→ **TASK TO CARRY OUT**:
Omit all pictures, then retype the data exactly as given.

Collected data:
※
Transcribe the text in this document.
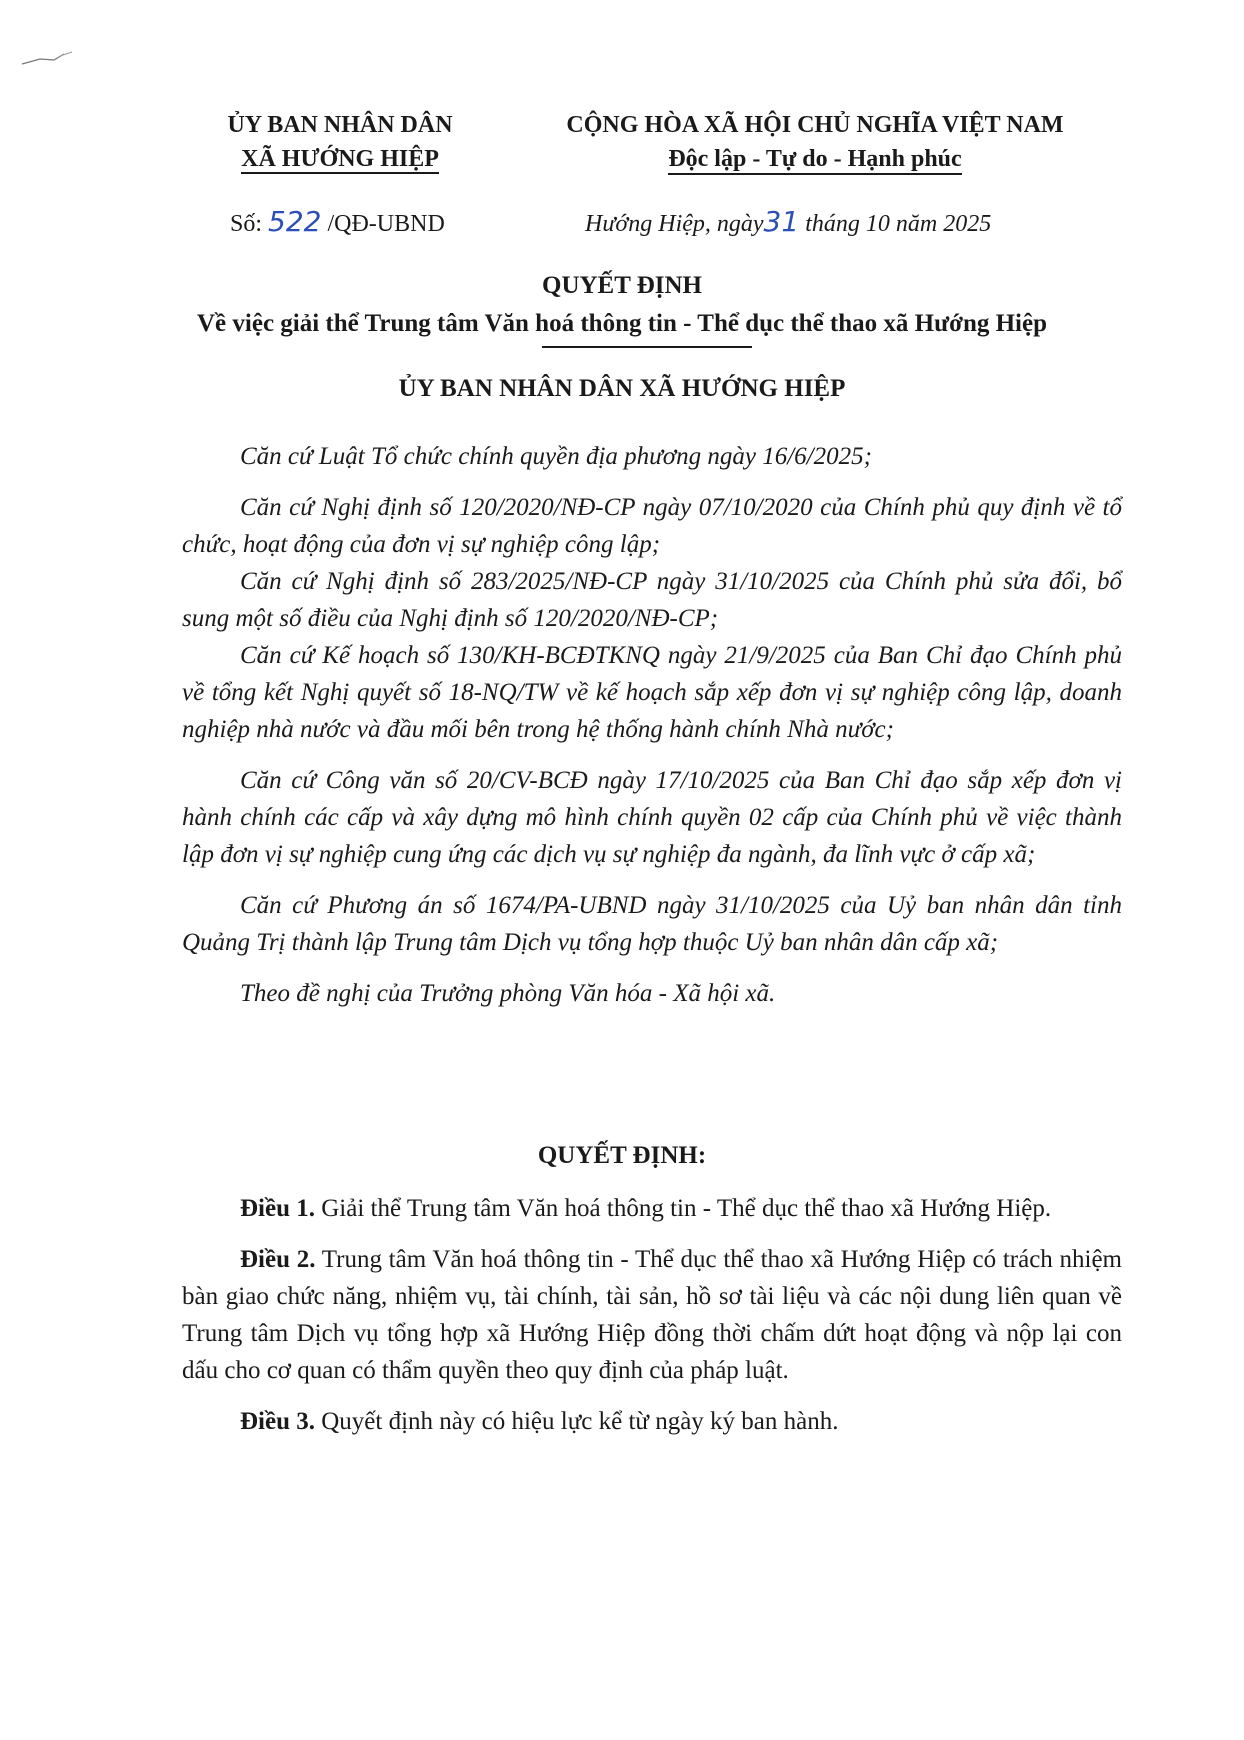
ỦY BAN NHÂN DÂN
XÃ HƯỚNG HIỆP
CỘNG HÒA XÃ HỘI CHỦ NGHĨA VIỆT NAM
Độc lập - Tự do - Hạnh phúc
Số: 522 /QĐ-UBND	Hướng Hiệp, ngày31 tháng 10 năm 2025
QUYẾT ĐỊNH
Về việc giải thể Trung tâm Văn hoá thông tin - Thể dục thể thao xã Hướng Hiệp
ỦY BAN NHÂN DÂN XÃ HƯỚNG HIỆP

Căn cứ Luật Tổ chức chính quyền địa phương ngày 16/6/2025;

Căn cứ Nghị định số 120/2020/NĐ-CP ngày 07/10/2020 của Chính phủ quy định về tổ chức, hoạt động của đơn vị sự nghiệp công lập;

Căn cứ Nghị định số 283/2025/NĐ-CP ngày 31/10/2025 của Chính phủ sửa đổi, bổ sung một số điều của Nghị định số 120/2020/NĐ-CP;

Căn cứ Kế hoạch số 130/KH-BCĐTKNQ ngày 21/9/2025 của Ban Chỉ đạo Chính phủ về tổng kết Nghị quyết số 18-NQ/TW về kế hoạch sắp xếp đơn vị sự nghiệp công lập, doanh nghiệp nhà nước và đầu mối bên trong hệ thống hành chính Nhà nước;

Căn cứ Công văn số 20/CV-BCĐ ngày 17/10/2025 của Ban Chỉ đạo sắp xếp đơn vị hành chính các cấp và xây dựng mô hình chính quyền 02 cấp của Chính phủ về việc thành lập đơn vị sự nghiệp cung ứng các dịch vụ sự nghiệp đa ngành, đa lĩnh vực ở cấp xã;

Căn cứ Phương án số 1674/PA-UBND ngày 31/10/2025 của Uỷ ban nhân dân tỉnh Quảng Trị thành lập Trung tâm Dịch vụ tổng hợp thuộc Uỷ ban nhân dân cấp xã;

Theo đề nghị của Trưởng phòng Văn hóa - Xã hội xã.

QUYẾT ĐỊNH:

Điều 1. Giải thể Trung tâm Văn hoá thông tin - Thể dục thể thao xã Hướng Hiệp.

Điều 2. Trung tâm Văn hoá thông tin - Thể dục thể thao xã Hướng Hiệp có trách nhiệm bàn giao chức năng, nhiệm vụ, tài chính, tài sản, hồ sơ tài liệu và các nội dung liên quan về Trung tâm Dịch vụ tổng hợp xã Hướng Hiệp đồng thời chấm dứt hoạt động và nộp lại con dấu cho cơ quan có thẩm quyền theo quy định của pháp luật.

Điều 3. Quyết định này có hiệu lực kể từ ngày ký ban hành.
※
→ **ANSWER TO THE PROBLEM**:
Transcribe the text in this document.
ỦY BAN NHÂN DÂN
XÃ HƯỚNG HIỆP
CỘNG HÒA XÃ HỘI CHỦ NGHĨA VIỆT NAM
Độc lập - Tự do - Hạnh phúc
Số: 522 /QĐ-UBND	Hướng Hiệp, ngày31 tháng 10 năm 2025
QUYẾT ĐỊNH
Về việc giải thể Trung tâm Văn hoá thông tin - Thể dục thể thao xã Hướng Hiệp
ỦY BAN NHÂN DÂN XÃ HƯỚNG HIỆP

Căn cứ Luật Tổ chức chính quyền địa phương ngày 16/6/2025;

Căn cứ Nghị định số 120/2020/NĐ-CP ngày 07/10/2020 của Chính phủ quy định về tổ chức, hoạt động của đơn vị sự nghiệp công lập;

Căn cứ Nghị định số 283/2025/NĐ-CP ngày 31/10/2025 của Chính phủ sửa đổi, bổ sung một số điều của Nghị định số 120/2020/NĐ-CP;

Căn cứ Kế hoạch số 130/KH-BCĐTKNQ ngày 21/9/2025 của Ban Chỉ đạo Chính phủ về tổng kết Nghị quyết số 18-NQ/TW về kế hoạch sắp xếp đơn vị sự nghiệp công lập, doanh nghiệp nhà nước và đầu mối bên trong hệ thống hành chính Nhà nước;

Căn cứ Công văn số 20/CV-BCĐ ngày 17/10/2025 của Ban Chỉ đạo sắp xếp đơn vị hành chính các cấp và xây dựng mô hình chính quyền 02 cấp của Chính phủ về việc thành lập đơn vị sự nghiệp cung ứng các dịch vụ sự nghiệp đa ngành, đa lĩnh vực ở cấp xã;

Căn cứ Phương án số 1674/PA-UBND ngày 31/10/2025 của Uỷ ban nhân dân tỉnh Quảng Trị thành lập Trung tâm Dịch vụ tổng hợp thuộc Uỷ ban nhân dân cấp xã;

Theo đề nghị của Trưởng phòng Văn hóa - Xã hội xã.

QUYẾT ĐỊNH:

Điều 1. Giải thể Trung tâm Văn hoá thông tin - Thể dục thể thao xã Hướng Hiệp.

Điều 2. Trung tâm Văn hoá thông tin - Thể dục thể thao xã Hướng Hiệp có trách nhiệm bàn giao chức năng, nhiệm vụ, tài chính, tài sản, hồ sơ tài liệu và các nội dung liên quan về Trung tâm Dịch vụ tổng hợp xã Hướng Hiệp đồng thời chấm dứt hoạt động và nộp lại con dấu cho cơ quan có thẩm quyền theo quy định của pháp luật.

Điều 3. Quyết định này có hiệu lực kể từ ngày ký ban hành.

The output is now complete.